[Data entries for graphics]
::::::::::

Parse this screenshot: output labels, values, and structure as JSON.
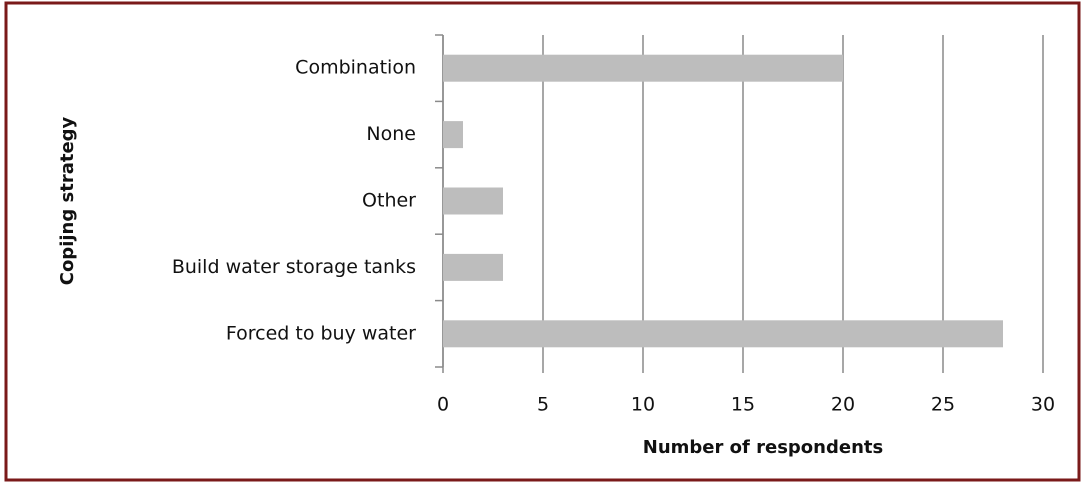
{
  "chart_data": {
    "type": "bar",
    "orientation": "horizontal",
    "x_label": "Number of respondents",
    "y_label": "Copijng strategy",
    "categories": [
      "Combination",
      "None",
      "Other",
      "Build water storage tanks",
      "Forced to buy water"
    ],
    "values": [
      20,
      1,
      3,
      3,
      28
    ],
    "color": "#bdbdbd",
    "xlim": [
      0,
      30
    ],
    "xticks": [
      0,
      5,
      10,
      15,
      20,
      25,
      30
    ],
    "grid": true
  }
}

::::::::::

▶ [Instructions to follow]: Pictures are to be left out; all else in the entries above is to be quoted exactly.

▶ [Answer to the task]:
Parse this screenshot: output labels, values, and structure as JSON.
{
  "chart_data": {
    "type": "bar",
    "orientation": "horizontal",
    "x_label": "Number of respondents",
    "y_label": "Copijng strategy",
    "categories": [
      "Combination",
      "None",
      "Other",
      "Build water storage tanks",
      "Forced to buy water"
    ],
    "values": [
      20,
      1,
      3,
      3,
      28
    ],
    "color": "#bdbdbd",
    "xlim": [
      0,
      30
    ],
    "xticks": [
      0,
      5,
      10,
      15,
      20,
      25,
      30
    ],
    "grid": true
  }
}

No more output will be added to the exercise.